DIRECTION: Reproduce each line of the records below without any change.

####

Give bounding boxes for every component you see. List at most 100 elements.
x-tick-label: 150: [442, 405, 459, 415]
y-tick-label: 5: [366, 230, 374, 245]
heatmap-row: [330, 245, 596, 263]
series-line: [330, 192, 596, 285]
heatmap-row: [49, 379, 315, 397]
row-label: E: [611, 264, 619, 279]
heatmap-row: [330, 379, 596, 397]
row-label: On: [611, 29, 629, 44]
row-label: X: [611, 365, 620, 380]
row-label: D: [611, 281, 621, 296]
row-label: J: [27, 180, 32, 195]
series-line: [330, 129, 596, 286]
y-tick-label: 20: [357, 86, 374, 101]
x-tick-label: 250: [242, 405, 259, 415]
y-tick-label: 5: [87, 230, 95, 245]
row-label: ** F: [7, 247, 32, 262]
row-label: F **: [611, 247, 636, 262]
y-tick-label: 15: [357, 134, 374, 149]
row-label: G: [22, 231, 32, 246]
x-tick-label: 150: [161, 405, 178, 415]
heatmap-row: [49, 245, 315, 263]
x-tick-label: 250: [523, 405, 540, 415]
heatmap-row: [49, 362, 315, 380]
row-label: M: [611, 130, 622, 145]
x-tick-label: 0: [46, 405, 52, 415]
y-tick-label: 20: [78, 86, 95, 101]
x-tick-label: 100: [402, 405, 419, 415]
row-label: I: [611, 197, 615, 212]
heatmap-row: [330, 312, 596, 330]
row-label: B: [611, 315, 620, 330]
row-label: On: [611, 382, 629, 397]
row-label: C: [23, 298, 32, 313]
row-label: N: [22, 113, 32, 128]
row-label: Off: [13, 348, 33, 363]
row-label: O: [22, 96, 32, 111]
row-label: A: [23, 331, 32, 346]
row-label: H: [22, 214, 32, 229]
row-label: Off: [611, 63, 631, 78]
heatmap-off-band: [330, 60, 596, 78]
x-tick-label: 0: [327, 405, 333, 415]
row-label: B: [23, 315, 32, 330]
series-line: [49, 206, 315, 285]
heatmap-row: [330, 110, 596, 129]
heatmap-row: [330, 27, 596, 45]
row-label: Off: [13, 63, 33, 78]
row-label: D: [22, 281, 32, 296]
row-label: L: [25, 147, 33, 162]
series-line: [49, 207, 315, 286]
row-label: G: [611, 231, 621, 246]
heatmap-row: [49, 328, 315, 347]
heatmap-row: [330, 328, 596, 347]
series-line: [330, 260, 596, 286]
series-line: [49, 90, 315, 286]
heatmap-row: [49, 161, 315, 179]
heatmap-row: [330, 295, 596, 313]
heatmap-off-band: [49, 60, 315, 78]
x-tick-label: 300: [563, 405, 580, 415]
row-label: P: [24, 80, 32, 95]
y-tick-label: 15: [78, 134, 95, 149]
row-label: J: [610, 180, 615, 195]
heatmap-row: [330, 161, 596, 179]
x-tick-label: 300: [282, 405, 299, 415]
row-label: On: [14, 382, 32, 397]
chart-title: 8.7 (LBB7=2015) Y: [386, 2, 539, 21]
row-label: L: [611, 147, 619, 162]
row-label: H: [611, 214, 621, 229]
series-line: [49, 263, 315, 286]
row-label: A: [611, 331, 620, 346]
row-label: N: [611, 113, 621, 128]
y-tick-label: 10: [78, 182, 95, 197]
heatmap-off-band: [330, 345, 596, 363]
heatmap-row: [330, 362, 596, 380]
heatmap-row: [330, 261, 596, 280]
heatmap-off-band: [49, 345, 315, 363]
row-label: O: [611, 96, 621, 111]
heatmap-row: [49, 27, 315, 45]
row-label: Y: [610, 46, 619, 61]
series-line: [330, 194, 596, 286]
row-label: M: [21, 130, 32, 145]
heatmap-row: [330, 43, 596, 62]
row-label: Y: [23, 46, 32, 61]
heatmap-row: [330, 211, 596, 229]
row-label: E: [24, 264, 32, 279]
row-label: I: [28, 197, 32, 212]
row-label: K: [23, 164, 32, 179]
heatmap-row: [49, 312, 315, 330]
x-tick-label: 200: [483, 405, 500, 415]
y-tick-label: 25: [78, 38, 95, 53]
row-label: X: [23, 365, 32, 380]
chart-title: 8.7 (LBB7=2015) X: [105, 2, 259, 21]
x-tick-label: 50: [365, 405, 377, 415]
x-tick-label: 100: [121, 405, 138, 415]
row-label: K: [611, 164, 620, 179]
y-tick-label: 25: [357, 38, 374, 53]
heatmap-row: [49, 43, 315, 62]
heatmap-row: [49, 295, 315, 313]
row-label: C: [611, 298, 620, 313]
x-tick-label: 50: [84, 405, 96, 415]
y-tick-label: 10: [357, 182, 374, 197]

####

RESULT:
Give bounding boxes for every component you see. List at most 100 elements.
x-tick-label: 150: [442, 405, 459, 415]
y-tick-label: 5: [366, 230, 374, 245]
heatmap-row: [330, 245, 596, 263]
series-line: [330, 192, 596, 285]
heatmap-row: [49, 379, 315, 397]
row-label: E: [611, 264, 619, 279]
heatmap-row: [330, 379, 596, 397]
row-label: On: [611, 29, 629, 44]
row-label: X: [611, 365, 620, 380]
row-label: D: [611, 281, 621, 296]
row-label: J: [27, 180, 32, 195]
series-line: [330, 129, 596, 286]
y-tick-label: 20: [357, 86, 374, 101]
x-tick-label: 250: [242, 405, 259, 415]
y-tick-label: 5: [87, 230, 95, 245]
row-label: ** F: [7, 247, 32, 262]
row-label: F **: [611, 247, 636, 262]
y-tick-label: 15: [357, 134, 374, 149]
row-label: G: [22, 231, 32, 246]
x-tick-label: 150: [161, 405, 178, 415]
heatmap-row: [49, 245, 315, 263]
x-tick-label: 250: [523, 405, 540, 415]
heatmap-row: [49, 362, 315, 380]
row-label: M: [611, 130, 622, 145]
x-tick-label: 0: [46, 405, 52, 415]
y-tick-label: 20: [78, 86, 95, 101]
x-tick-label: 100: [402, 405, 419, 415]
row-label: I: [611, 197, 615, 212]
heatmap-row: [330, 312, 596, 330]
row-label: B: [611, 315, 620, 330]
row-label: On: [611, 382, 629, 397]
row-label: C: [23, 298, 32, 313]
row-label: N: [22, 113, 32, 128]
row-label: Off: [13, 348, 33, 363]
row-label: O: [22, 96, 32, 111]
row-label: A: [23, 331, 32, 346]
row-label: H: [22, 214, 32, 229]
row-label: Off: [611, 63, 631, 78]
heatmap-off-band: [330, 60, 596, 78]
x-tick-label: 0: [327, 405, 333, 415]
row-label: B: [23, 315, 32, 330]
series-line: [49, 206, 315, 285]
heatmap-row: [330, 110, 596, 129]
heatmap-row: [330, 27, 596, 45]
row-label: Off: [13, 63, 33, 78]
row-label: D: [22, 281, 32, 296]
row-label: L: [25, 147, 33, 162]
series-line: [49, 207, 315, 286]
row-label: G: [611, 231, 621, 246]
heatmap-row: [49, 328, 315, 347]
heatmap-row: [330, 328, 596, 347]
series-line: [330, 260, 596, 286]
series-line: [49, 90, 315, 286]
heatmap-row: [49, 161, 315, 179]
heatmap-row: [330, 295, 596, 313]
heatmap-off-band: [49, 60, 315, 78]
x-tick-label: 300: [563, 405, 580, 415]
row-label: P: [24, 80, 32, 95]
y-tick-label: 15: [78, 134, 95, 149]
row-label: J: [610, 180, 615, 195]
heatmap-row: [330, 161, 596, 179]
x-tick-label: 300: [282, 405, 299, 415]
row-label: On: [14, 382, 32, 397]
chart-title: 8.7 (LBB7=2015) Y: [386, 2, 539, 21]
row-label: L: [611, 147, 619, 162]
row-label: H: [611, 214, 621, 229]
series-line: [49, 263, 315, 286]
row-label: A: [611, 331, 620, 346]
row-label: N: [611, 113, 621, 128]
y-tick-label: 10: [78, 182, 95, 197]
heatmap-off-band: [330, 345, 596, 363]
heatmap-row: [330, 362, 596, 380]
heatmap-row: [330, 261, 596, 280]
heatmap-off-band: [49, 345, 315, 363]
row-label: O: [611, 96, 621, 111]
heatmap-row: [49, 27, 315, 45]
row-label: Y: [610, 46, 619, 61]
series-line: [330, 194, 596, 286]
row-label: M: [21, 130, 32, 145]
heatmap-row: [330, 43, 596, 62]
row-label: Y: [23, 46, 32, 61]
heatmap-row: [330, 211, 596, 229]
row-label: E: [24, 264, 32, 279]
row-label: I: [28, 197, 32, 212]
row-label: K: [23, 164, 32, 179]
heatmap-row: [49, 312, 315, 330]
x-tick-label: 200: [483, 405, 500, 415]
y-tick-label: 25: [78, 38, 95, 53]
row-label: X: [23, 365, 32, 380]
chart-title: 8.7 (LBB7=2015) X: [105, 2, 259, 21]
x-tick-label: 50: [365, 405, 377, 415]
x-tick-label: 100: [121, 405, 138, 415]
row-label: K: [611, 164, 620, 179]
y-tick-label: 25: [357, 38, 374, 53]
heatmap-row: [49, 43, 315, 62]
heatmap-row: [49, 295, 315, 313]
row-label: C: [611, 298, 620, 313]
x-tick-label: 50: [84, 405, 96, 415]
y-tick-label: 10: [357, 182, 374, 197]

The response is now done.